(Dataset items)
start
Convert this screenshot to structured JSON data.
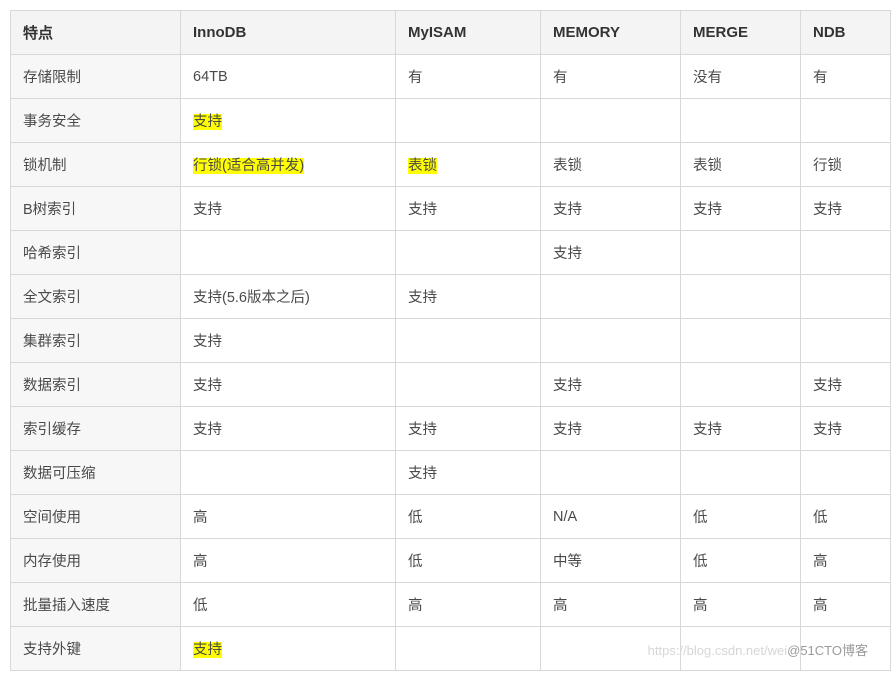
{
  "headers": [
    "特点",
    "InnoDB",
    "MyISAM",
    "MEMORY",
    "MERGE",
    "NDB"
  ],
  "rows": [
    {
      "label": "存储限制",
      "cells": [
        {
          "text": "64TB"
        },
        {
          "text": "有"
        },
        {
          "text": "有"
        },
        {
          "text": "没有"
        },
        {
          "text": "有"
        }
      ]
    },
    {
      "label": "事务安全",
      "cells": [
        {
          "text": "支持",
          "highlight": true
        },
        {
          "text": ""
        },
        {
          "text": ""
        },
        {
          "text": ""
        },
        {
          "text": ""
        }
      ]
    },
    {
      "label": "锁机制",
      "cells": [
        {
          "text": "行锁(适合高并发)",
          "highlight": true
        },
        {
          "text": "表锁",
          "highlight": true
        },
        {
          "text": "表锁"
        },
        {
          "text": "表锁"
        },
        {
          "text": "行锁"
        }
      ]
    },
    {
      "label": "B树索引",
      "cells": [
        {
          "text": "支持"
        },
        {
          "text": "支持"
        },
        {
          "text": "支持"
        },
        {
          "text": "支持"
        },
        {
          "text": "支持"
        }
      ]
    },
    {
      "label": "哈希索引",
      "cells": [
        {
          "text": ""
        },
        {
          "text": ""
        },
        {
          "text": "支持"
        },
        {
          "text": ""
        },
        {
          "text": ""
        }
      ]
    },
    {
      "label": "全文索引",
      "cells": [
        {
          "text": "支持(5.6版本之后)"
        },
        {
          "text": "支持"
        },
        {
          "text": ""
        },
        {
          "text": ""
        },
        {
          "text": ""
        }
      ]
    },
    {
      "label": "集群索引",
      "cells": [
        {
          "text": "支持"
        },
        {
          "text": ""
        },
        {
          "text": ""
        },
        {
          "text": ""
        },
        {
          "text": ""
        }
      ]
    },
    {
      "label": "数据索引",
      "cells": [
        {
          "text": "支持"
        },
        {
          "text": ""
        },
        {
          "text": "支持"
        },
        {
          "text": ""
        },
        {
          "text": "支持"
        }
      ]
    },
    {
      "label": "索引缓存",
      "cells": [
        {
          "text": "支持"
        },
        {
          "text": "支持"
        },
        {
          "text": "支持"
        },
        {
          "text": "支持"
        },
        {
          "text": "支持"
        }
      ]
    },
    {
      "label": "数据可压缩",
      "cells": [
        {
          "text": ""
        },
        {
          "text": "支持"
        },
        {
          "text": ""
        },
        {
          "text": ""
        },
        {
          "text": ""
        }
      ]
    },
    {
      "label": "空间使用",
      "cells": [
        {
          "text": "高"
        },
        {
          "text": "低"
        },
        {
          "text": "N/A"
        },
        {
          "text": "低"
        },
        {
          "text": "低"
        }
      ]
    },
    {
      "label": "内存使用",
      "cells": [
        {
          "text": "高"
        },
        {
          "text": "低"
        },
        {
          "text": "中等"
        },
        {
          "text": "低"
        },
        {
          "text": "高"
        }
      ]
    },
    {
      "label": "批量插入速度",
      "cells": [
        {
          "text": "低"
        },
        {
          "text": "高"
        },
        {
          "text": "高"
        },
        {
          "text": "高"
        },
        {
          "text": "高"
        }
      ]
    },
    {
      "label": "支持外键",
      "cells": [
        {
          "text": "支持",
          "highlight": true
        },
        {
          "text": ""
        },
        {
          "text": ""
        },
        {
          "text": ""
        },
        {
          "text": ""
        }
      ]
    }
  ],
  "watermark": {
    "faint": "https://blog.csdn.net/wei",
    "main": "@51CTO博客"
  }
}
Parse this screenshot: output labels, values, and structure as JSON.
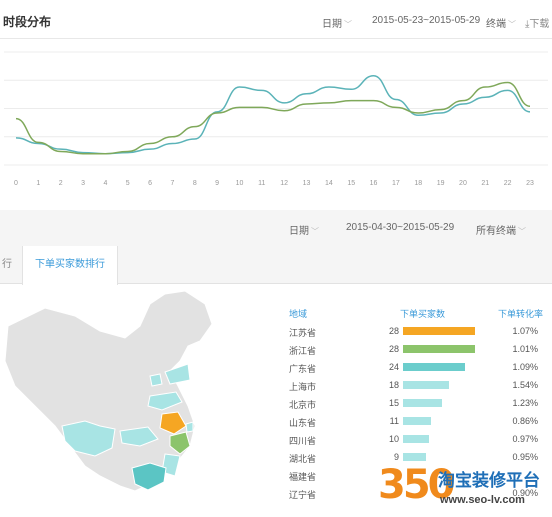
end
■ What you need to do ■
Copy every line of the data exactly as written, excluding the pictures.

■ The output ■
Convert this screenshot to structured JSON data.
{
  "headers": [
    "特点",
    "InnoDB",
    "MyISAM",
    "MEMORY",
    "MERGE",
    "NDB"
  ],
  "rows": [
    {
      "label": "存储限制",
      "cells": [
        {
          "text": "64TB"
        },
        {
          "text": "有"
        },
        {
          "text": "有"
        },
        {
          "text": "没有"
        },
        {
          "text": "有"
        }
      ]
    },
    {
      "label": "事务安全",
      "cells": [
        {
          "text": "支持",
          "highlight": true
        },
        {
          "text": ""
        },
        {
          "text": ""
        },
        {
          "text": ""
        },
        {
          "text": ""
        }
      ]
    },
    {
      "label": "锁机制",
      "cells": [
        {
          "text": "行锁(适合高并发)",
          "highlight": true
        },
        {
          "text": "表锁",
          "highlight": true
        },
        {
          "text": "表锁"
        },
        {
          "text": "表锁"
        },
        {
          "text": "行锁"
        }
      ]
    },
    {
      "label": "B树索引",
      "cells": [
        {
          "text": "支持"
        },
        {
          "text": "支持"
        },
        {
          "text": "支持"
        },
        {
          "text": "支持"
        },
        {
          "text": "支持"
        }
      ]
    },
    {
      "label": "哈希索引",
      "cells": [
        {
          "text": ""
        },
        {
          "text": ""
        },
        {
          "text": "支持"
        },
        {
          "text": ""
        },
        {
          "text": ""
        }
      ]
    },
    {
      "label": "全文索引",
      "cells": [
        {
          "text": "支持(5.6版本之后)"
        },
        {
          "text": "支持"
        },
        {
          "text": ""
        },
        {
          "text": ""
        },
        {
          "text": ""
        }
      ]
    },
    {
      "label": "集群索引",
      "cells": [
        {
          "text": "支持"
        },
        {
          "text": ""
        },
        {
          "text": ""
        },
        {
          "text": ""
        },
        {
          "text": ""
        }
      ]
    },
    {
      "label": "数据索引",
      "cells": [
        {
          "text": "支持"
        },
        {
          "text": ""
        },
        {
          "text": "支持"
        },
        {
          "text": ""
        },
        {
          "text": "支持"
        }
      ]
    },
    {
      "label": "索引缓存",
      "cells": [
        {
          "text": "支持"
        },
        {
          "text": "支持"
        },
        {
          "text": "支持"
        },
        {
          "text": "支持"
        },
        {
          "text": "支持"
        }
      ]
    },
    {
      "label": "数据可压缩",
      "cells": [
        {
          "text": ""
        },
        {
          "text": "支持"
        },
        {
          "text": ""
        },
        {
          "text": ""
        },
        {
          "text": ""
        }
      ]
    },
    {
      "label": "空间使用",
      "cells": [
        {
          "text": "高"
        },
        {
          "text": "低"
        },
        {
          "text": "N/A"
        },
        {
          "text": "低"
        },
        {
          "text": "低"
        }
      ]
    },
    {
      "label": "内存使用",
      "cells": [
        {
          "text": "高"
        },
        {
          "text": "低"
        },
        {
          "text": "中等"
        },
        {
          "text": "低"
        },
        {
          "text": "高"
        }
      ]
    },
    {
      "label": "批量插入速度",
      "cells": [
        {
          "text": "低"
        },
        {
          "text": "高"
        },
        {
          "text": "高"
        },
        {
          "text": "高"
        },
        {
          "text": "高"
        }
      ]
    },
    {
      "label": "支持外键",
      "cells": [
        {
          "text": "支持",
          "highlight": true
        },
        {
          "text": ""
        },
        {
          "text": ""
        },
        {
          "text": ""
        },
        {
          "text": ""
        }
      ]
    }
  ],
  "watermark": {
    "faint": "https://blog.csdn.net/wei",
    "main": "@51CTO博客"
  }
}
Parse this screenshot: output labels, values, and structure as JSON.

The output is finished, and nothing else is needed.